▶ What you have to do: Check each line of the material below for "this", then copy the ones that contain it.

▶ Input rows:

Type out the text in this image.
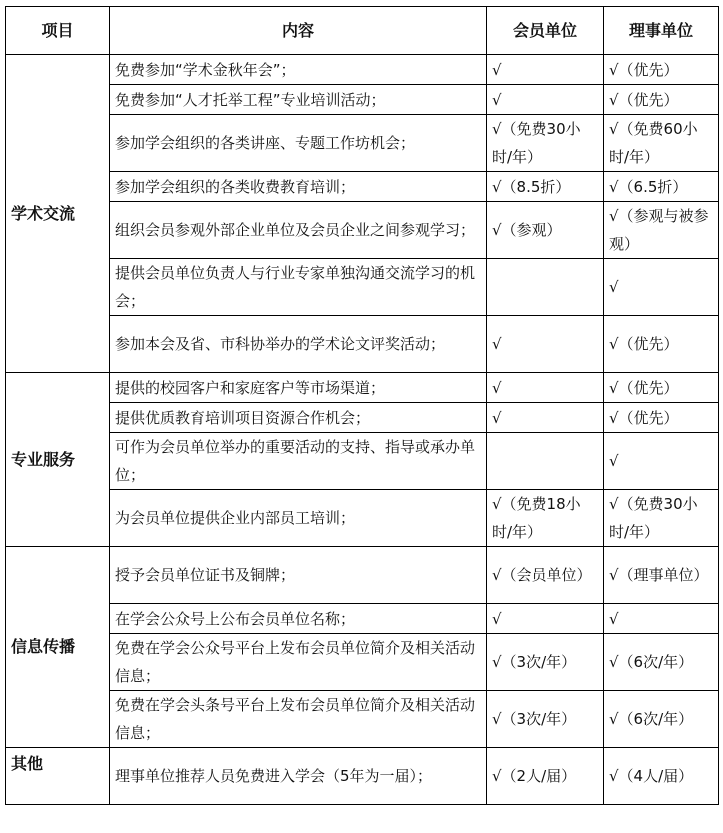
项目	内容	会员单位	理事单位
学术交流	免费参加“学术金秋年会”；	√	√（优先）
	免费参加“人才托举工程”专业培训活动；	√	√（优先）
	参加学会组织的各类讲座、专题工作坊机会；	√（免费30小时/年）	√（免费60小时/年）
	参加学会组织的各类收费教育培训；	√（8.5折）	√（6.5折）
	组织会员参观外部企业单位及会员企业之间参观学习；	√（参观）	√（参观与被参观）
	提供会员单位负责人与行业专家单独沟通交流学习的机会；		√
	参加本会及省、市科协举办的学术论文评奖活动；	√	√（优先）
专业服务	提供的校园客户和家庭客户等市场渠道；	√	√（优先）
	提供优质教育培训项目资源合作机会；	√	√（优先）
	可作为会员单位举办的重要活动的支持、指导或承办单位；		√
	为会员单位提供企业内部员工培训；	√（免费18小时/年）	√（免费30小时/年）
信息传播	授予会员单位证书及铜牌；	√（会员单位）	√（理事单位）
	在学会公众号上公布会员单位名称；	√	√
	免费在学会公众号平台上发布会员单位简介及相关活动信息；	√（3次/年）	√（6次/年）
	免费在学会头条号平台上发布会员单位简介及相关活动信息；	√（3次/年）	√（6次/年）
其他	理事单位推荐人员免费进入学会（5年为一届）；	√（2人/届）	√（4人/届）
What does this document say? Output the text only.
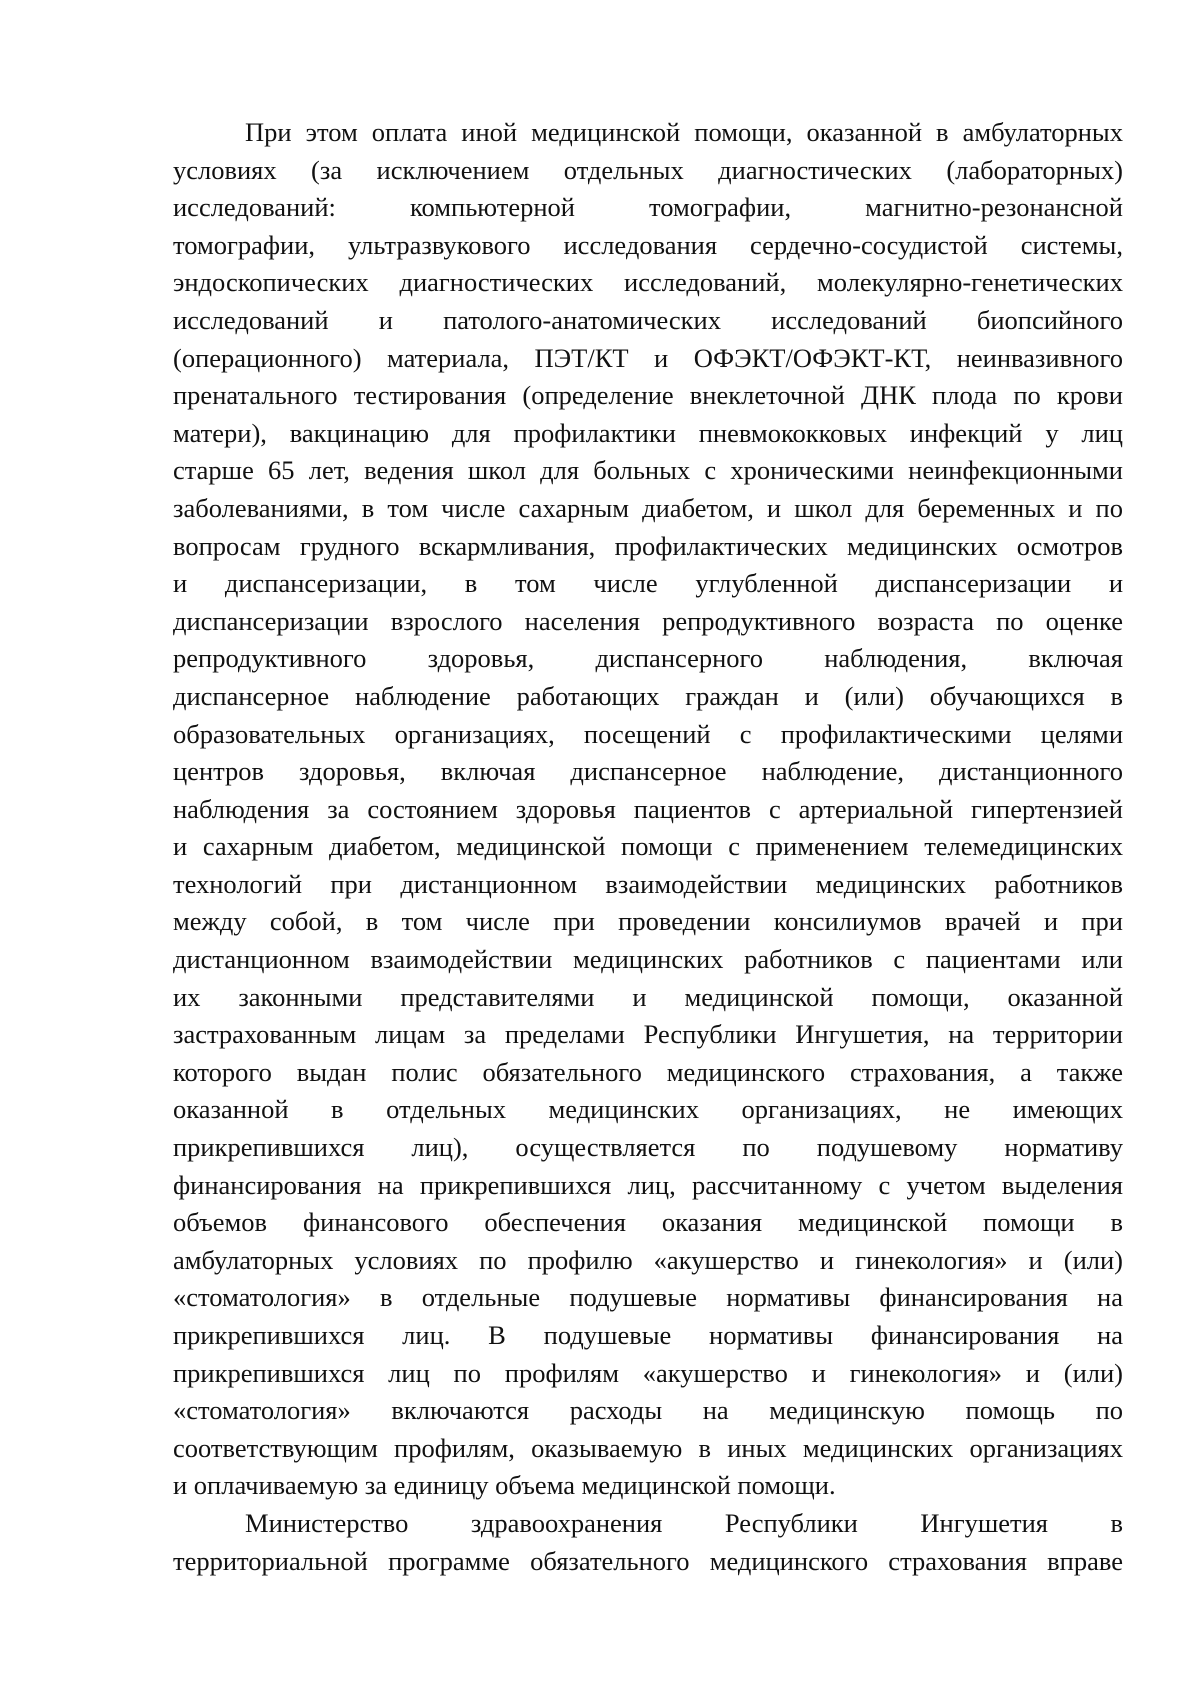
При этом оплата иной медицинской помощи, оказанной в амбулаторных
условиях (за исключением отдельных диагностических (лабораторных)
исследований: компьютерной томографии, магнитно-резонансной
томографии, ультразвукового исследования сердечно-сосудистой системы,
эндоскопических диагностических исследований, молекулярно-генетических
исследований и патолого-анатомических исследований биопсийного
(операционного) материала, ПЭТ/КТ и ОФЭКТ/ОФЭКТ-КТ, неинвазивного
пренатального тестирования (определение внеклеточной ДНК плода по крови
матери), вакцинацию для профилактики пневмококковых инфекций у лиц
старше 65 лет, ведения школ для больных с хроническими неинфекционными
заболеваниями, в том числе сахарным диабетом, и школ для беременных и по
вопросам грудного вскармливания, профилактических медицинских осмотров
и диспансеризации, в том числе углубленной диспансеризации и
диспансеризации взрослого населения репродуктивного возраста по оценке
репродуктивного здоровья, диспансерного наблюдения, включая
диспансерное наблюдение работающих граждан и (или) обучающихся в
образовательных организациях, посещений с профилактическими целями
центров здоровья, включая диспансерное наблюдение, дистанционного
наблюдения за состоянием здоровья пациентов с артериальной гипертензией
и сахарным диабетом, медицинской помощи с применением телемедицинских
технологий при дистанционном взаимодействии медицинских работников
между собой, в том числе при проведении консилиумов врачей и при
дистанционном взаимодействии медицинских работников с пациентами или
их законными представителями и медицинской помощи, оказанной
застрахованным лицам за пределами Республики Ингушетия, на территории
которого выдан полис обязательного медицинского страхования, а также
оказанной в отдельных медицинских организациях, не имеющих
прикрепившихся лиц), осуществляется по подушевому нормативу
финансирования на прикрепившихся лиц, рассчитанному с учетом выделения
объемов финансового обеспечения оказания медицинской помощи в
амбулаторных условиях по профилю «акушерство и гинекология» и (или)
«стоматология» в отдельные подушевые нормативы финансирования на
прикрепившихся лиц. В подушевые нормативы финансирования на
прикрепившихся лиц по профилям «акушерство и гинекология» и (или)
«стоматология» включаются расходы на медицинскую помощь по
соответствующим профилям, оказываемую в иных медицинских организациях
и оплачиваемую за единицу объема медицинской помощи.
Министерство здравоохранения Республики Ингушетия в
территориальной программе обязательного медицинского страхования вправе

▶ Task response:
Type out the text in this image.
What does this document say? Output the text only.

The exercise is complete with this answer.